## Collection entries
--- START ---

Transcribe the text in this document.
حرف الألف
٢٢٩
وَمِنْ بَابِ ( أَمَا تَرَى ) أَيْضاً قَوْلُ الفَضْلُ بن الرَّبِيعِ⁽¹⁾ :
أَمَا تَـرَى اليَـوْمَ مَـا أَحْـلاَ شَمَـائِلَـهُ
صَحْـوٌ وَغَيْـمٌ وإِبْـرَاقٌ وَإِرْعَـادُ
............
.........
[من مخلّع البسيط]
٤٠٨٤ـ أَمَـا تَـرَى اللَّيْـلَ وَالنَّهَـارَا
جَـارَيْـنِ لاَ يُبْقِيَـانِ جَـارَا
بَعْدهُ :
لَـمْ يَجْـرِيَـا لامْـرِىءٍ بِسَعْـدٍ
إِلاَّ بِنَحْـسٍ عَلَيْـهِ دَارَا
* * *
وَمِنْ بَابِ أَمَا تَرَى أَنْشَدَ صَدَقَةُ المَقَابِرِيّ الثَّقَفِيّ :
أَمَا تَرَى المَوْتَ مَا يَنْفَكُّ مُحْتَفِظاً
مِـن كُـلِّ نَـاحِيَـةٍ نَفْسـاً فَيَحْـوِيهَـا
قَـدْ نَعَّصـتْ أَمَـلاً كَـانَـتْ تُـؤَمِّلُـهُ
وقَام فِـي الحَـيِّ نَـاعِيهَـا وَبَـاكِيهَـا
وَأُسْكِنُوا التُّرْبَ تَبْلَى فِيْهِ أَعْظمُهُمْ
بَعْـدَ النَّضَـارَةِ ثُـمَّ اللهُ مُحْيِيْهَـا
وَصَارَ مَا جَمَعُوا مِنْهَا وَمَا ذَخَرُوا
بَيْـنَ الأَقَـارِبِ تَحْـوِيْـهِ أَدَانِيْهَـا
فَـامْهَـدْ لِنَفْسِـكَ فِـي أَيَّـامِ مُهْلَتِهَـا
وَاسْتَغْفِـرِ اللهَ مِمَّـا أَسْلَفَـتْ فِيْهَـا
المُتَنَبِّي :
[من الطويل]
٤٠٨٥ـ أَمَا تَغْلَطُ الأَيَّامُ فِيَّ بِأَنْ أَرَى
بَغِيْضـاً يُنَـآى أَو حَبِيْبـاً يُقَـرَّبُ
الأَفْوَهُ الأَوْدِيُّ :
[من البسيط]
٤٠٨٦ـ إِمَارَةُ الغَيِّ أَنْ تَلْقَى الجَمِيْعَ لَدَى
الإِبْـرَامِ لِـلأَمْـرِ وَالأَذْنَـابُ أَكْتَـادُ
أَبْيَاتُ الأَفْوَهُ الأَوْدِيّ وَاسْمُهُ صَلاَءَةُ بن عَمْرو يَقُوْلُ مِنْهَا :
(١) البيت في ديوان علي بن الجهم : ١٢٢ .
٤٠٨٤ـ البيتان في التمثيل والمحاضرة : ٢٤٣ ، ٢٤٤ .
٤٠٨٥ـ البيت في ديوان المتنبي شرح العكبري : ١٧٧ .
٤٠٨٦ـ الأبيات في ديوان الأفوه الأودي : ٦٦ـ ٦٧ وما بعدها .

--- END ---

## Exercise
Report only the number of lines in the listing that contain the word "ديوان".

## Written response
3